» TASK BRIEF:
Transcribe exactly the lines from the one holding "Type out the text in this image." to the end of the data below, including both of those lines and no others.

» EXTRACTED RECORDS:
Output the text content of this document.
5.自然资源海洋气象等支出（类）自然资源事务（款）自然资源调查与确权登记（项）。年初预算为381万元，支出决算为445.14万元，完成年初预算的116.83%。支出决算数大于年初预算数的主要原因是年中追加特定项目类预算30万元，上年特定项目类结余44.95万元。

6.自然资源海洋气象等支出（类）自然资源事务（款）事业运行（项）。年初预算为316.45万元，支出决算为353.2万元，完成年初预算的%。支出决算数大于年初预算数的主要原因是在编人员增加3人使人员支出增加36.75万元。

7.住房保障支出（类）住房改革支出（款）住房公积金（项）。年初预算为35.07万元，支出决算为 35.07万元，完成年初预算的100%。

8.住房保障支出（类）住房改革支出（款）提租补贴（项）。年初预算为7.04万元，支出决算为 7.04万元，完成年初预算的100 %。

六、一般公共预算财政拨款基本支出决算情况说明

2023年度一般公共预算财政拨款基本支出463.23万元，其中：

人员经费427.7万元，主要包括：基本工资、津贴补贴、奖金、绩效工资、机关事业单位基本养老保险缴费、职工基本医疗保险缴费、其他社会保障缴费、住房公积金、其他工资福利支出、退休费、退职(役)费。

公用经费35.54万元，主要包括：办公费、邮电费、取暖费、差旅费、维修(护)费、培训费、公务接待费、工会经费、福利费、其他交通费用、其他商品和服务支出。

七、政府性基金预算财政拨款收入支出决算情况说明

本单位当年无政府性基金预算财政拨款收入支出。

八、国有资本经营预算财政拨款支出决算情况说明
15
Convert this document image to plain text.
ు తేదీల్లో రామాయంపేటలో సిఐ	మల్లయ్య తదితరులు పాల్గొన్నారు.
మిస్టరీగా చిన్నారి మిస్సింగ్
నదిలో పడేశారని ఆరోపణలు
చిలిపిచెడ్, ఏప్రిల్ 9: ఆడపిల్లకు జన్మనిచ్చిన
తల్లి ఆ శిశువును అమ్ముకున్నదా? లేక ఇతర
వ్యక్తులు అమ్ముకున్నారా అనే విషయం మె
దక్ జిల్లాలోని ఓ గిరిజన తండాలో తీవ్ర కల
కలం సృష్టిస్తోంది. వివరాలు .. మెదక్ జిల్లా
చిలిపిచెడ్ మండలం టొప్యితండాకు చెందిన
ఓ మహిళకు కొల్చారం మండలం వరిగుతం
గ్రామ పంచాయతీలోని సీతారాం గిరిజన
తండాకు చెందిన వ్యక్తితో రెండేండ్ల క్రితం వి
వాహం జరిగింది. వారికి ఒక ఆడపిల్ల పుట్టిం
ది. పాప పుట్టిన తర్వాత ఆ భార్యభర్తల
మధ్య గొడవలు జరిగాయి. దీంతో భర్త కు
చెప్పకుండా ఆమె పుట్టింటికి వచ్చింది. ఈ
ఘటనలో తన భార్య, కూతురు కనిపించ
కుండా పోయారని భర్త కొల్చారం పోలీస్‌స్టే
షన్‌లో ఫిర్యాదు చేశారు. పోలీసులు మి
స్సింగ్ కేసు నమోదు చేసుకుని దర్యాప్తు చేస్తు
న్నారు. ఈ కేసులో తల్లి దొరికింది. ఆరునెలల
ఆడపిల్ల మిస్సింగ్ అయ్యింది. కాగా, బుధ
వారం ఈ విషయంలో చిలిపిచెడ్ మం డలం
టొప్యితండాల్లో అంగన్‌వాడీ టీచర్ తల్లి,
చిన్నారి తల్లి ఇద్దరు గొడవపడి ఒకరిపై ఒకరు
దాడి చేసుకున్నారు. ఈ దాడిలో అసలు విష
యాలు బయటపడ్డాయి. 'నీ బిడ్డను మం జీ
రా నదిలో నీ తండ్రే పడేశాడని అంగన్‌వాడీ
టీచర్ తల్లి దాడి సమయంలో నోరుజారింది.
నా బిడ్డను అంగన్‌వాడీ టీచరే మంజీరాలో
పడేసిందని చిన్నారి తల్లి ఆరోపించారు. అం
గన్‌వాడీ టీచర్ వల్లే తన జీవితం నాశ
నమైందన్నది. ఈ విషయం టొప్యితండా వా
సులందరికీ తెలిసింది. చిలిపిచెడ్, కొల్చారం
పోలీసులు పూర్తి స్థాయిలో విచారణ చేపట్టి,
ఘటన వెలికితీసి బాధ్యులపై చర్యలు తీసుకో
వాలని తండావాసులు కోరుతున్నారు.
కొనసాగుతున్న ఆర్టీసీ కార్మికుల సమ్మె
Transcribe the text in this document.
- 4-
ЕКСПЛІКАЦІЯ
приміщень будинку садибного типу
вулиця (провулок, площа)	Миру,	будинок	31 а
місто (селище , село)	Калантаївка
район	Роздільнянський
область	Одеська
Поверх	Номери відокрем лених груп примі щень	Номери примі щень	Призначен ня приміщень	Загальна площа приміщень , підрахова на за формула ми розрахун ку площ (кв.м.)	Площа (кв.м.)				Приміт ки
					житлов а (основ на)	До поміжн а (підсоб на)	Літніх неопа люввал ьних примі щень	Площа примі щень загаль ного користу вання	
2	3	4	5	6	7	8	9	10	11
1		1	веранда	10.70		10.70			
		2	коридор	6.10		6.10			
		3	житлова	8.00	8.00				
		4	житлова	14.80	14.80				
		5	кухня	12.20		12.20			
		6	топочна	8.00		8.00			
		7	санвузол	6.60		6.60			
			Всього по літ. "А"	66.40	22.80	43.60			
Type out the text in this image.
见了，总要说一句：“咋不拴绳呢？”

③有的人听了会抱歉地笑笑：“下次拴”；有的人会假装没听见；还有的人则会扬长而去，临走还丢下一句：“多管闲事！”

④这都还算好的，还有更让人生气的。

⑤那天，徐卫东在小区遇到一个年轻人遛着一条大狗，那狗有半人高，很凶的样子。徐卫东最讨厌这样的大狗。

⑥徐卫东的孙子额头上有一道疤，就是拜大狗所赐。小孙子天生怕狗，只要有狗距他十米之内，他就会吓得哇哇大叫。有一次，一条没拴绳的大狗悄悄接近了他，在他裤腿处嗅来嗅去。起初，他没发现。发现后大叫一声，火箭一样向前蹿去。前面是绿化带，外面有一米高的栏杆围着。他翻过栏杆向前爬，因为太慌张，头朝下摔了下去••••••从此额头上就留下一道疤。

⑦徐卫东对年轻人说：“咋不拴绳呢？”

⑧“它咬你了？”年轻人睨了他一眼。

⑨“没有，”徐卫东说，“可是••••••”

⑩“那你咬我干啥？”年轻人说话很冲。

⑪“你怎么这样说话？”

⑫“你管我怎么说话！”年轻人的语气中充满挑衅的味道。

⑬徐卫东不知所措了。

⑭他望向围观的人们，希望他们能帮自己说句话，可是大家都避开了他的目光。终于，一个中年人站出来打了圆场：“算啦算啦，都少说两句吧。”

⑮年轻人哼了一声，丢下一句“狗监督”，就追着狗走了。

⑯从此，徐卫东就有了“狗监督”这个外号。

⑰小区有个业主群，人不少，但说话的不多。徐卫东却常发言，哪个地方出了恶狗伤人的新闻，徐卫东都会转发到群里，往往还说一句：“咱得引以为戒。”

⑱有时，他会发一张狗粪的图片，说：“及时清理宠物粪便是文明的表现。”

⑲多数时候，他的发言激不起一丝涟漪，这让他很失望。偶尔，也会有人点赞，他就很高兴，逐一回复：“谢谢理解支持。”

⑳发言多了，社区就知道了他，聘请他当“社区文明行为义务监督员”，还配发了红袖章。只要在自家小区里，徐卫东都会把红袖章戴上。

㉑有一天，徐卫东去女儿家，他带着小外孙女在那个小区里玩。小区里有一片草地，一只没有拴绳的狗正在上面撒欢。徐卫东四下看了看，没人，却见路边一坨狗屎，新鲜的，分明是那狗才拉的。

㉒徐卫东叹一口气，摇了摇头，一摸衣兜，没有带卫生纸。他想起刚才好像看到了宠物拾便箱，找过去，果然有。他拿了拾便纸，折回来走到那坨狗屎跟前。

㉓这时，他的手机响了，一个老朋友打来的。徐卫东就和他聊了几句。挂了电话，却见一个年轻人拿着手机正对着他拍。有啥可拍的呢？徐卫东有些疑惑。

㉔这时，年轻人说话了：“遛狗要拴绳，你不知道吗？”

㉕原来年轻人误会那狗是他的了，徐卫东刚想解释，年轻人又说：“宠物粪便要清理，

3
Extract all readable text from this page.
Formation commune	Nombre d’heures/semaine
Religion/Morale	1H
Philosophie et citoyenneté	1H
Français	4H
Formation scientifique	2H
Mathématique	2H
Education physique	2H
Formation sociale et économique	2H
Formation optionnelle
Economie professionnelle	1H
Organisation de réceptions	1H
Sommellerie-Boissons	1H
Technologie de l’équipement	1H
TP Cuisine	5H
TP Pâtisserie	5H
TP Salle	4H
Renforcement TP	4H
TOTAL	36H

» EXERCISE RESPONSE:
Type out the text in this image.
见了，总要说一句：“咋不拴绳呢？”

③有的人听了会抱歉地笑笑：“下次拴”；有的人会假装没听见；还有的人则会扬长而去，临走还丢下一句：“多管闲事！”

④这都还算好的，还有更让人生气的。

⑤那天，徐卫东在小区遇到一个年轻人遛着一条大狗，那狗有半人高，很凶的样子。徐卫东最讨厌这样的大狗。

⑥徐卫东的孙子额头上有一道疤，就是拜大狗所赐。小孙子天生怕狗，只要有狗距他十米之内，他就会吓得哇哇大叫。有一次，一条没拴绳的大狗悄悄接近了他，在他裤腿处嗅来嗅去。起初，他没发现。发现后大叫一声，火箭一样向前蹿去。前面是绿化带，外面有一米高的栏杆围着。他翻过栏杆向前爬，因为太慌张，头朝下摔了下去••••••从此额头上就留下一道疤。

⑦徐卫东对年轻人说：“咋不拴绳呢？”

⑧“它咬你了？”年轻人睨了他一眼。

⑨“没有，”徐卫东说，“可是••••••”

⑩“那你咬我干啥？”年轻人说话很冲。

⑪“你怎么这样说话？”

⑫“你管我怎么说话！”年轻人的语气中充满挑衅的味道。

⑬徐卫东不知所措了。

⑭他望向围观的人们，希望他们能帮自己说句话，可是大家都避开了他的目光。终于，一个中年人站出来打了圆场：“算啦算啦，都少说两句吧。”

⑮年轻人哼了一声，丢下一句“狗监督”，就追着狗走了。

⑯从此，徐卫东就有了“狗监督”这个外号。

⑰小区有个业主群，人不少，但说话的不多。徐卫东却常发言，哪个地方出了恶狗伤人的新闻，徐卫东都会转发到群里，往往还说一句：“咱得引以为戒。”

⑱有时，他会发一张狗粪的图片，说：“及时清理宠物粪便是文明的表现。”

⑲多数时候，他的发言激不起一丝涟漪，这让他很失望。偶尔，也会有人点赞，他就很高兴，逐一回复：“谢谢理解支持。”

⑳发言多了，社区就知道了他，聘请他当“社区文明行为义务监督员”，还配发了红袖章。只要在自家小区里，徐卫东都会把红袖章戴上。

㉑有一天，徐卫东去女儿家，他带着小外孙女在那个小区里玩。小区里有一片草地，一只没有拴绳的狗正在上面撒欢。徐卫东四下看了看，没人，却见路边一坨狗屎，新鲜的，分明是那狗才拉的。

㉒徐卫东叹一口气，摇了摇头，一摸衣兜，没有带卫生纸。他想起刚才好像看到了宠物拾便箱，找过去，果然有。他拿了拾便纸，折回来走到那坨狗屎跟前。

㉓这时，他的手机响了，一个老朋友打来的。徐卫东就和他聊了几句。挂了电话，却见一个年轻人拿着手机正对着他拍。有啥可拍的呢？徐卫东有些疑惑。

㉔这时，年轻人说话了：“遛狗要拴绳，你不知道吗？”

㉕原来年轻人误会那狗是他的了，徐卫东刚想解释，年轻人又说：“宠物粪便要清理，

3
Extract all readable text from this page.
Formation commune	Nombre d’heures/semaine
Religion/Morale	1H
Philosophie et citoyenneté	1H
Français	4H
Formation scientifique	2H
Mathématique	2H
Education physique	2H
Formation sociale et économique	2H
Formation optionnelle
Economie professionnelle	1H
Organisation de réceptions	1H
Sommellerie-Boissons	1H
Technologie de l’équipement	1H
TP Cuisine	5H
TP Pâtisserie	5H
TP Salle	4H
Renforcement TP	4H
TOTAL	36H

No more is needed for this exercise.